— REQUIRED WORK —
Which lines hold the word "Find"? Show each of them.

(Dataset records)
::::::::::

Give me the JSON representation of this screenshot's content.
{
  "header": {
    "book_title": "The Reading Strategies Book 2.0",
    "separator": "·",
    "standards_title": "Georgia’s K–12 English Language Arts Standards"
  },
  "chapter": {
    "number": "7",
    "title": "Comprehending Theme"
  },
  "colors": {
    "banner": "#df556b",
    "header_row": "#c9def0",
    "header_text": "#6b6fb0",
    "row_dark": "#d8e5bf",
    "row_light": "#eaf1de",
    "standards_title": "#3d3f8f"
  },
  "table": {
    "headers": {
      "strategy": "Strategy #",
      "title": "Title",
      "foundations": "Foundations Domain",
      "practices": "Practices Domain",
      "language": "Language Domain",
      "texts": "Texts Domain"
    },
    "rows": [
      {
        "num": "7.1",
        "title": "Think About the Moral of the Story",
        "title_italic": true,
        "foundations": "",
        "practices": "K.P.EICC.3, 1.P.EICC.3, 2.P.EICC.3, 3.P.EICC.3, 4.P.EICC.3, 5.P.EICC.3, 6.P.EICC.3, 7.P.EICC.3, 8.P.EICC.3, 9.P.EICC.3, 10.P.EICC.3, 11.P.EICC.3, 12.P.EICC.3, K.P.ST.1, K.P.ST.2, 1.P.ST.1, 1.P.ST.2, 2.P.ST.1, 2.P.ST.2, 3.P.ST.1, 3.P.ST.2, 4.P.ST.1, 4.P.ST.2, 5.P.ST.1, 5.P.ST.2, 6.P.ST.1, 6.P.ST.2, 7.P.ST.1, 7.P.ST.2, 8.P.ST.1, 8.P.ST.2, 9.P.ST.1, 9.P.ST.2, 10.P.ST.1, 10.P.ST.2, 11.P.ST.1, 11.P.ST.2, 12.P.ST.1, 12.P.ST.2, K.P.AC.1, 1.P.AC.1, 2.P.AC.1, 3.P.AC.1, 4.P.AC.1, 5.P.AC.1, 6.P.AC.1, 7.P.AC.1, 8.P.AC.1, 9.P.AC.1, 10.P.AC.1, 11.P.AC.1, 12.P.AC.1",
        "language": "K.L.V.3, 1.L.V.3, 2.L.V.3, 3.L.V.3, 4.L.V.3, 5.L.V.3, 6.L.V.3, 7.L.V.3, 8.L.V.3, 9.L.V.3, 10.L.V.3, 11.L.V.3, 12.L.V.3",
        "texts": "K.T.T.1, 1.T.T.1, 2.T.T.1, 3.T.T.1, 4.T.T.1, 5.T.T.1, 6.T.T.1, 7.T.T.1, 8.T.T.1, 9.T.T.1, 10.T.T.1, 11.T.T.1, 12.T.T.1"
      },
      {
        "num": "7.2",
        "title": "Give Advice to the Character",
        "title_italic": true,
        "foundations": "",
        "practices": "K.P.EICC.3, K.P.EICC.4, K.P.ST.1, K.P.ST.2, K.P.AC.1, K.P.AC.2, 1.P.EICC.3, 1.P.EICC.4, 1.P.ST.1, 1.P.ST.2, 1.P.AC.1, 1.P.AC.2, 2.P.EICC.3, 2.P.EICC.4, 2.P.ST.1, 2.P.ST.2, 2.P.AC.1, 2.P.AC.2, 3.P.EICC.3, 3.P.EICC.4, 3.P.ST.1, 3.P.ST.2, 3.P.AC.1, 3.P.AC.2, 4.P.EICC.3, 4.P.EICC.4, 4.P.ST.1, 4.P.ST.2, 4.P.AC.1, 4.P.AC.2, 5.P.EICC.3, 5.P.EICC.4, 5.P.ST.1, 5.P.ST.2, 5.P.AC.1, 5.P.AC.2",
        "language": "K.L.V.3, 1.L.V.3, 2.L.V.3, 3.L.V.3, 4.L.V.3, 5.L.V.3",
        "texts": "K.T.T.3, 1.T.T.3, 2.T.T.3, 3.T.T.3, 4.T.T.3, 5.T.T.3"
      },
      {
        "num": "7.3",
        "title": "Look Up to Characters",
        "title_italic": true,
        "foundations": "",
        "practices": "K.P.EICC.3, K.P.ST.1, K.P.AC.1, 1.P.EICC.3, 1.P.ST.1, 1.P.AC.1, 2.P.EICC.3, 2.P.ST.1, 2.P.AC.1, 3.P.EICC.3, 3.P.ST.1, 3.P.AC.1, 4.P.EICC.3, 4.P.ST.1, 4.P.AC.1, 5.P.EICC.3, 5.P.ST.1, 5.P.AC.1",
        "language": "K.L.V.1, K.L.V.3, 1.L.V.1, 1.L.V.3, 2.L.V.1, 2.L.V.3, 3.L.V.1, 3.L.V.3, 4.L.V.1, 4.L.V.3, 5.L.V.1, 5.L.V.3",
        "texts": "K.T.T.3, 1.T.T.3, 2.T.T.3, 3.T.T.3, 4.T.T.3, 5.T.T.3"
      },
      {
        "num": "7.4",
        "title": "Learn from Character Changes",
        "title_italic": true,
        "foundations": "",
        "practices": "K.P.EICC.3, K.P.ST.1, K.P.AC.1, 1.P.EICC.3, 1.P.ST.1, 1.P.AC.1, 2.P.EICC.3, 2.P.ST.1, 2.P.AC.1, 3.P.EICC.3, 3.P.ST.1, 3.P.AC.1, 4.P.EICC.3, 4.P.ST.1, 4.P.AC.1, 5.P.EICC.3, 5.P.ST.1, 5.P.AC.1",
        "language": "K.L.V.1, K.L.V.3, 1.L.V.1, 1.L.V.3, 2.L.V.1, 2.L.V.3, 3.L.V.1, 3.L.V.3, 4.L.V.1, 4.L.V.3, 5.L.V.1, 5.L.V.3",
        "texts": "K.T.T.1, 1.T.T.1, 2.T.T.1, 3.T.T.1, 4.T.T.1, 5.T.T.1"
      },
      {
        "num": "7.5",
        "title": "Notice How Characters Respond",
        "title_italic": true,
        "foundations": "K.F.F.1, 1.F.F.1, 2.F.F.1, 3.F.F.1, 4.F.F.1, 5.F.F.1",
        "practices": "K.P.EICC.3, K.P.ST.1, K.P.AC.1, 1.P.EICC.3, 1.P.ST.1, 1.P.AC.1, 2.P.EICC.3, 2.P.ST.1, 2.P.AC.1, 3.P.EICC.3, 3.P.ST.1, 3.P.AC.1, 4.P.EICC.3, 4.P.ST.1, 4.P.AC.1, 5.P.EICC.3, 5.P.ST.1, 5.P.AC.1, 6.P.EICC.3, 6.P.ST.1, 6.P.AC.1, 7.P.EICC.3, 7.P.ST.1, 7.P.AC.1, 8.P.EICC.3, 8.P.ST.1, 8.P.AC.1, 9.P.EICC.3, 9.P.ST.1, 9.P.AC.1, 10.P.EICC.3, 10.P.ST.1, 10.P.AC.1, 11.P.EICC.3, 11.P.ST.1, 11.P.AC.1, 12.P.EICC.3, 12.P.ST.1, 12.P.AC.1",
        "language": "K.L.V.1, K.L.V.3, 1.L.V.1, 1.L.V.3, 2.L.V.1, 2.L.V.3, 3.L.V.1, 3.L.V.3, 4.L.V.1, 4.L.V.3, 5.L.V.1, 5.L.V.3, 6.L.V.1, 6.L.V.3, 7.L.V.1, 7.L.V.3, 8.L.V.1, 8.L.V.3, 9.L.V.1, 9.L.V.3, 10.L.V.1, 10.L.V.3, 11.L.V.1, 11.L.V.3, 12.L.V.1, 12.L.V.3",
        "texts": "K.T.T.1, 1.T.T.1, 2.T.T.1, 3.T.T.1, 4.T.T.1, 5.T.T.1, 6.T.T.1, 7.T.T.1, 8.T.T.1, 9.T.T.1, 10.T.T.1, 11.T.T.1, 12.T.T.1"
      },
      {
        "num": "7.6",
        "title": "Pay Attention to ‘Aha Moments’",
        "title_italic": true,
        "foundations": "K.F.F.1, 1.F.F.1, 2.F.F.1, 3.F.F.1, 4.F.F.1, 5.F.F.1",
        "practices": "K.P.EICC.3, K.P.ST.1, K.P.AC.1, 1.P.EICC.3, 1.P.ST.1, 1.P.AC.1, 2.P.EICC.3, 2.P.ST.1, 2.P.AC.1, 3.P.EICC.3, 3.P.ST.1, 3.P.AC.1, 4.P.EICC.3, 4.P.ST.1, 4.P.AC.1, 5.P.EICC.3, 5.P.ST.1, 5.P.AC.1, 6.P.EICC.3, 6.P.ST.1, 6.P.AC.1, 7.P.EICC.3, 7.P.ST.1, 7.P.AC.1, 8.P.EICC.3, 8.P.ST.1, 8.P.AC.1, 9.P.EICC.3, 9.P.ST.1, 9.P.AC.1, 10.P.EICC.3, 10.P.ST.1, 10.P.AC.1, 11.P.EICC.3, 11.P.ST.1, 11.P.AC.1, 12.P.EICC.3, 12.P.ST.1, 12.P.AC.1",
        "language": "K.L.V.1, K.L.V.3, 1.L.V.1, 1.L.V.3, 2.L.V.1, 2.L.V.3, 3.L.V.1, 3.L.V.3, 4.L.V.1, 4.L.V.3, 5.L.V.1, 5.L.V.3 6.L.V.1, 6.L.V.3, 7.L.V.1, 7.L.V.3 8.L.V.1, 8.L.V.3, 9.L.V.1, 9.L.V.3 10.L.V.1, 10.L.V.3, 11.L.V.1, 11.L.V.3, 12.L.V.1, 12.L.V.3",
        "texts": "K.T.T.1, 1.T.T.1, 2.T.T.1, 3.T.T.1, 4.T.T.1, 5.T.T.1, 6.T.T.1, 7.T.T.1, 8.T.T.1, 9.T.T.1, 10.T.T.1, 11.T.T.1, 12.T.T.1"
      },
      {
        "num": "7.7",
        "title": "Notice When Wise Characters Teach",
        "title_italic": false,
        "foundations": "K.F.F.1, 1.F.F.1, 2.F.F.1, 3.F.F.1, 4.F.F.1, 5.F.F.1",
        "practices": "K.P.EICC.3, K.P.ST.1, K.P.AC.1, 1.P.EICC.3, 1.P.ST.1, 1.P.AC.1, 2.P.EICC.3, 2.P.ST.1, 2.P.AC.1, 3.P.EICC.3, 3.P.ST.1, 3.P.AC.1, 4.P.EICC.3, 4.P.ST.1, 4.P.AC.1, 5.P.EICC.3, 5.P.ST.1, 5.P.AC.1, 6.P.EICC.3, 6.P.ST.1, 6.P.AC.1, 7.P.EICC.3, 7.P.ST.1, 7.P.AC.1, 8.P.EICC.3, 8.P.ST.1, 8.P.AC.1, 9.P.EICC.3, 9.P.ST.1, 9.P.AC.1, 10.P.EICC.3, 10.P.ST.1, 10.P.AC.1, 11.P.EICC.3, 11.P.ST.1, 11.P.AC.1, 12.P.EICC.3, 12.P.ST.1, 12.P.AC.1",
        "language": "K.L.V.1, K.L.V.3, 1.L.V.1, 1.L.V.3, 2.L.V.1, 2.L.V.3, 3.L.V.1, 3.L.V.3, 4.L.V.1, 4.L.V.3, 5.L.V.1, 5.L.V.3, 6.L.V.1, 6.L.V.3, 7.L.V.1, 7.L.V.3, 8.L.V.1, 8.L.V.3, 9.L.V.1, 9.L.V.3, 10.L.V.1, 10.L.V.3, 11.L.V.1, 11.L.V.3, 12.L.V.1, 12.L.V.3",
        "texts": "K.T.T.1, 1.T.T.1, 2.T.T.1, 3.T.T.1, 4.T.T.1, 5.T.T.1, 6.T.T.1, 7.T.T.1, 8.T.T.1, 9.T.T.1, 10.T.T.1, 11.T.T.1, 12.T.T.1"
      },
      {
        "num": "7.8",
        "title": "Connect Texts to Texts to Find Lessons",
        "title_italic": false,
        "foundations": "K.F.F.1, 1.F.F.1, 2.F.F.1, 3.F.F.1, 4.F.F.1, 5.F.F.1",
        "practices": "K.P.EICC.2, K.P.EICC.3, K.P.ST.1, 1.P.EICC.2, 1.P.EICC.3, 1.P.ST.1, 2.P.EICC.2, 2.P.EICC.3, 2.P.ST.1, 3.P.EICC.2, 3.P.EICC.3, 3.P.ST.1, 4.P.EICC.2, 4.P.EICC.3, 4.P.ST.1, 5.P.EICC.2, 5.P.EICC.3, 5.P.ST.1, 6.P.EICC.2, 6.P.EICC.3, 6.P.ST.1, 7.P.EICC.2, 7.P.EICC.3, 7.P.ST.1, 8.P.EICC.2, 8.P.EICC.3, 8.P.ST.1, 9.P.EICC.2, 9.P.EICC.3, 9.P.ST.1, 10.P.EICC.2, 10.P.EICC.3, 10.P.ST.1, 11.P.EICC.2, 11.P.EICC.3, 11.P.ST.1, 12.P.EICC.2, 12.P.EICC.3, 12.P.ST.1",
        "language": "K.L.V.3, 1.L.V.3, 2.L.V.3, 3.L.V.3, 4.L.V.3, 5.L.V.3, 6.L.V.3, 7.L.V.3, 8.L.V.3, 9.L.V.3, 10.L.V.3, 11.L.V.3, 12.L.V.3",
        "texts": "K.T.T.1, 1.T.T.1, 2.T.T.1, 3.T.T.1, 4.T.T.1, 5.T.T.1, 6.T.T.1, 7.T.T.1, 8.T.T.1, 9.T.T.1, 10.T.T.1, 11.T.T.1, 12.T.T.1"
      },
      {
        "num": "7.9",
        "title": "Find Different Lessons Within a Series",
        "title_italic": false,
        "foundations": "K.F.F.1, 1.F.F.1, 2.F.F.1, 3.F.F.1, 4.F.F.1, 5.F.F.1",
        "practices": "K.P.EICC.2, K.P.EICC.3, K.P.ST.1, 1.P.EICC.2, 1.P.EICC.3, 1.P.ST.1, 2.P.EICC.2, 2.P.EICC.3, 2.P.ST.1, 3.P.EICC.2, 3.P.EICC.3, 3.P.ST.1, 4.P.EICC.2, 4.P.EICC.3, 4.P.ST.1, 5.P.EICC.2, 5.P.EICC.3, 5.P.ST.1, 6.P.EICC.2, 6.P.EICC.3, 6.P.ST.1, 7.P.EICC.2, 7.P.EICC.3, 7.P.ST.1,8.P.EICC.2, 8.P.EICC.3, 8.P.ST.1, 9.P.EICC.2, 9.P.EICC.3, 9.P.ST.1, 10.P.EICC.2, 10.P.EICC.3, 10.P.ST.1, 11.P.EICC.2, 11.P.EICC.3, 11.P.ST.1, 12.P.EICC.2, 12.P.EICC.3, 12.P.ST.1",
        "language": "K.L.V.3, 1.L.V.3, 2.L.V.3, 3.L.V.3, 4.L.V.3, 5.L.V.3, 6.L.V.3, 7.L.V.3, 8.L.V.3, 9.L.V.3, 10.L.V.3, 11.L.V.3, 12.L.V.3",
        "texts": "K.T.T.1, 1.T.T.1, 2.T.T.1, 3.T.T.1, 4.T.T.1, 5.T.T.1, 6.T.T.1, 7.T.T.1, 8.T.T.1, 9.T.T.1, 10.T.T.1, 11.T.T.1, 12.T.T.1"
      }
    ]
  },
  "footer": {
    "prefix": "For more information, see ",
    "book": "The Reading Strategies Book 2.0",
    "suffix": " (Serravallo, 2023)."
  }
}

::::::::::

— COMPLETED TASK —
        "title": "Connect Texts to Texts to Find Lessons",
        "title": "Find Different Lessons Within a Series",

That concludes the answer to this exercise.